▸ DO THIS
Go through the entries below and pick out every line with "into".

▸ DATASET EXTRACT
BEGIN

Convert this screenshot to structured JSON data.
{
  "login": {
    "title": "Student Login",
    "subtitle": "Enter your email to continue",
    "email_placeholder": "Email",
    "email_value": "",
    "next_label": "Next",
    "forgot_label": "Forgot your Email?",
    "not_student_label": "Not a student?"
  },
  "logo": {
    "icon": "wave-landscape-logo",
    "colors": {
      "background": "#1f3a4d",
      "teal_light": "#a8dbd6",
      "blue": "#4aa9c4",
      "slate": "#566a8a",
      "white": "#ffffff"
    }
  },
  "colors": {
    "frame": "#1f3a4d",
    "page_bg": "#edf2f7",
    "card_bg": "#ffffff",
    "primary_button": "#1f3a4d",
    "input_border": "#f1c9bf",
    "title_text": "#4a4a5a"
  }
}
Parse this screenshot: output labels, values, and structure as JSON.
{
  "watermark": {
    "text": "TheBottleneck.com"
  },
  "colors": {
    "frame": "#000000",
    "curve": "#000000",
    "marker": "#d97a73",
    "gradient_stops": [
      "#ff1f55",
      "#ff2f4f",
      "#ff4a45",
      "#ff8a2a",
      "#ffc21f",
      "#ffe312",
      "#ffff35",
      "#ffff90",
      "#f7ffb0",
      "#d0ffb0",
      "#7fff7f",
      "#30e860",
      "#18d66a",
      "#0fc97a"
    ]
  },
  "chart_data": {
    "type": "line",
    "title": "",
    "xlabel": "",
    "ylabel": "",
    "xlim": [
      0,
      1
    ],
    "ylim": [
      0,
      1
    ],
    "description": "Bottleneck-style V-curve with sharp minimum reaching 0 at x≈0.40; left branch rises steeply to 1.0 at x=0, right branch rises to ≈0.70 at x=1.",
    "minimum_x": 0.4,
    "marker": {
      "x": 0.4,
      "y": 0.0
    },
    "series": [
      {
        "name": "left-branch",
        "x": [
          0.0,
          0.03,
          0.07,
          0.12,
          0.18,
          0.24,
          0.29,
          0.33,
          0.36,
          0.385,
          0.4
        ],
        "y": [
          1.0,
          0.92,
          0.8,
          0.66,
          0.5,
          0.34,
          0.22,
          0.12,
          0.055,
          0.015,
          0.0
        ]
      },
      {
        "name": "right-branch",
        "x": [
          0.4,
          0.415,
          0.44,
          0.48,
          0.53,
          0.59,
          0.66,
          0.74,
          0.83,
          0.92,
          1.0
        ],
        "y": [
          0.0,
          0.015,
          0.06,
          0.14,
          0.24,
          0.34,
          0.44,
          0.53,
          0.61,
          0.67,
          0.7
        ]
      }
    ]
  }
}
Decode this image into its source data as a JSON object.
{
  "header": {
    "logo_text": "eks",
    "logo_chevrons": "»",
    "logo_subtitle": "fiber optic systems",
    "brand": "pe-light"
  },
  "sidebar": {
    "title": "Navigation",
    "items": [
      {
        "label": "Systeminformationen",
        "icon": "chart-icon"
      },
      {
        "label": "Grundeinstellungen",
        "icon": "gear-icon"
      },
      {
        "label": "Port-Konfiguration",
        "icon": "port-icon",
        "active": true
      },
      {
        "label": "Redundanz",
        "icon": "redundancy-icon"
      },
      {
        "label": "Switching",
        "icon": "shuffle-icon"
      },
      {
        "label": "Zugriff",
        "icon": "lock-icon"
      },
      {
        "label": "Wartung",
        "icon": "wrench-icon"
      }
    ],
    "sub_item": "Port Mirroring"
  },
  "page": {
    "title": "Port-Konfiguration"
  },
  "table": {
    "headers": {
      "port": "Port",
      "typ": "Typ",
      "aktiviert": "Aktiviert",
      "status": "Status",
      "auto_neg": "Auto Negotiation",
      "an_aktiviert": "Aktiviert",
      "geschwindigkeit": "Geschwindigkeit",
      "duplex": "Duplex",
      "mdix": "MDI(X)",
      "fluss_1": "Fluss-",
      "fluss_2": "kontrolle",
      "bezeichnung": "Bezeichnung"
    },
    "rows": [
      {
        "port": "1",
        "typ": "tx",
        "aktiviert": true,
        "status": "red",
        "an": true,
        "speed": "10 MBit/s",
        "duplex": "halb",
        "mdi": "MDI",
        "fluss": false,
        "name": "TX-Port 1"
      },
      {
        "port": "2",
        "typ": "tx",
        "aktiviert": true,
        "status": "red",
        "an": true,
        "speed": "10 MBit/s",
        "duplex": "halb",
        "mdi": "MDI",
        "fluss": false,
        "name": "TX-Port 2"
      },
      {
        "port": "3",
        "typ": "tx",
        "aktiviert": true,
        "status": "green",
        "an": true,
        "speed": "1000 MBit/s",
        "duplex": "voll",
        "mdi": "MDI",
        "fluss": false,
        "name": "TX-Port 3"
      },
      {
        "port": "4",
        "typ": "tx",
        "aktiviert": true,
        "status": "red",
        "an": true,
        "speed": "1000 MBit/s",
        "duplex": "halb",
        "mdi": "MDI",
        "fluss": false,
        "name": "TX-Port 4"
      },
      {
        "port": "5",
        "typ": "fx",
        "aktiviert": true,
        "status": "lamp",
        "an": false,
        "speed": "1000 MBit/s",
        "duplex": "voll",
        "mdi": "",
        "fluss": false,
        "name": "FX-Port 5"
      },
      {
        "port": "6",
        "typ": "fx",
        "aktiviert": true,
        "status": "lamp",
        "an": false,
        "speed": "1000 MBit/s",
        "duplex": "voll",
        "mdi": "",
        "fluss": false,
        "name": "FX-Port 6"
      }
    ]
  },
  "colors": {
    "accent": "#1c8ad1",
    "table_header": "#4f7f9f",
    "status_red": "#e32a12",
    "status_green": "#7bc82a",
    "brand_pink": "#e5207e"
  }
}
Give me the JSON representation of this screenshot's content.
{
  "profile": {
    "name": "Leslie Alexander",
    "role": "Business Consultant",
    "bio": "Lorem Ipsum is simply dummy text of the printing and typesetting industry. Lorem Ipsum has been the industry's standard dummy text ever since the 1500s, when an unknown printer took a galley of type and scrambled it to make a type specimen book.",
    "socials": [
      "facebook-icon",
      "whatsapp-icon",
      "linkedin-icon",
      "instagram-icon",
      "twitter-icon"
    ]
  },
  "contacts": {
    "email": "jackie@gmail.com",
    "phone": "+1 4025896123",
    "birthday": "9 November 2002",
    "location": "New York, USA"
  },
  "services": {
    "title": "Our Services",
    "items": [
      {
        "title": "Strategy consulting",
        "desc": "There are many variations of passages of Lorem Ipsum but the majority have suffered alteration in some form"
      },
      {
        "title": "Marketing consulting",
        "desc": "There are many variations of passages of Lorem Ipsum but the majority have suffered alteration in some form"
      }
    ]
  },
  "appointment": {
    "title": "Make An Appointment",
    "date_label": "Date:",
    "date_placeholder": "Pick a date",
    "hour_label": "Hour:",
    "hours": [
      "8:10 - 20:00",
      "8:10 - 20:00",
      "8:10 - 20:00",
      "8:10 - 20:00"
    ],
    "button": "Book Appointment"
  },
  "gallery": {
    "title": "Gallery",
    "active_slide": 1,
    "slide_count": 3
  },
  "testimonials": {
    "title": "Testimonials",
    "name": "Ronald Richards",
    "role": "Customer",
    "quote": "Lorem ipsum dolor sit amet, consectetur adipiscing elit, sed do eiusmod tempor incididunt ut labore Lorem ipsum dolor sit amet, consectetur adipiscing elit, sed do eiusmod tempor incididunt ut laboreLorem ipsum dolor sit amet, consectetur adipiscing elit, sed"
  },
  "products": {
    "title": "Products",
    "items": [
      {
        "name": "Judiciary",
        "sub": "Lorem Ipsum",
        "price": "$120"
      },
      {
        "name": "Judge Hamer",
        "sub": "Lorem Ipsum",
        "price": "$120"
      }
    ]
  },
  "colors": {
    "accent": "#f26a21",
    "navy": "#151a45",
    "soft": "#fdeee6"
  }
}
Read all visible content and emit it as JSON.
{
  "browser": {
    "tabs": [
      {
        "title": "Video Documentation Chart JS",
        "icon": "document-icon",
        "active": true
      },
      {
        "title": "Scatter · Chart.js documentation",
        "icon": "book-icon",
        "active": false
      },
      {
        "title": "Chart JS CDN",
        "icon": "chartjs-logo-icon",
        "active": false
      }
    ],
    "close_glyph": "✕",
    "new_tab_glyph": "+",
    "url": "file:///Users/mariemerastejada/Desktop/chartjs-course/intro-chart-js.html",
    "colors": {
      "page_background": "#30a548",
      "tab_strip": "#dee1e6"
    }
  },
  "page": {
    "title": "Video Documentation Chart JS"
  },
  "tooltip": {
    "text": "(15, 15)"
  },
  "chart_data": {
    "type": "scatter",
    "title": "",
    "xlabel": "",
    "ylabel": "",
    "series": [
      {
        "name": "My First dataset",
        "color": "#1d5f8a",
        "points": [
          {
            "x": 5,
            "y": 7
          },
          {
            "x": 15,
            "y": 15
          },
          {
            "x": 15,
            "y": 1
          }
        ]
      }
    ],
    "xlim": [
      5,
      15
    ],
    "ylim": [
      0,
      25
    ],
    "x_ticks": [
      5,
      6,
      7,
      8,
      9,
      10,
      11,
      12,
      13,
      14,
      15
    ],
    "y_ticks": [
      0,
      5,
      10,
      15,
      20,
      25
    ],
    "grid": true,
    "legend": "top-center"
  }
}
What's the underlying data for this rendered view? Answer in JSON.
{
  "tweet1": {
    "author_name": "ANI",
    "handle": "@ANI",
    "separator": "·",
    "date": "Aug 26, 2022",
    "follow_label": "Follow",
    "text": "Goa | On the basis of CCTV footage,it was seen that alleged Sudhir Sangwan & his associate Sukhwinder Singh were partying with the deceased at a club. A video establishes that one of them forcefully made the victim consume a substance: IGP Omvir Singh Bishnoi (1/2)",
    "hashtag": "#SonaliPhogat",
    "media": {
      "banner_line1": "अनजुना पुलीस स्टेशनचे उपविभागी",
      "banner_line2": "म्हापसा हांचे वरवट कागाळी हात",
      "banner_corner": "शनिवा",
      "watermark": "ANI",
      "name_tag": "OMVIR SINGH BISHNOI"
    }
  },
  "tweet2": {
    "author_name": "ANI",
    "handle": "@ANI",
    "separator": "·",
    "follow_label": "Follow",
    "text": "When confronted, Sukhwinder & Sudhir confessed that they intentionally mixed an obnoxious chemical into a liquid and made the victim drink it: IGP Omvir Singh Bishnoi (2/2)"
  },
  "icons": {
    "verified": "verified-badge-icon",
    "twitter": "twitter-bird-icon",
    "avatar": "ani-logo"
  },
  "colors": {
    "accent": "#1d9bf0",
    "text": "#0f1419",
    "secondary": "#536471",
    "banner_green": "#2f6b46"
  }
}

END

▸ WORKED SOLUTION
Decode this image into its source data as a JSON object.
    "text": "When confronted, Sukhwinder & Sudhir confessed that they intentionally mixed an obnoxious chemical into a liquid and made the victim drink it: IGP Omvir Singh Bishnoi (2/2)"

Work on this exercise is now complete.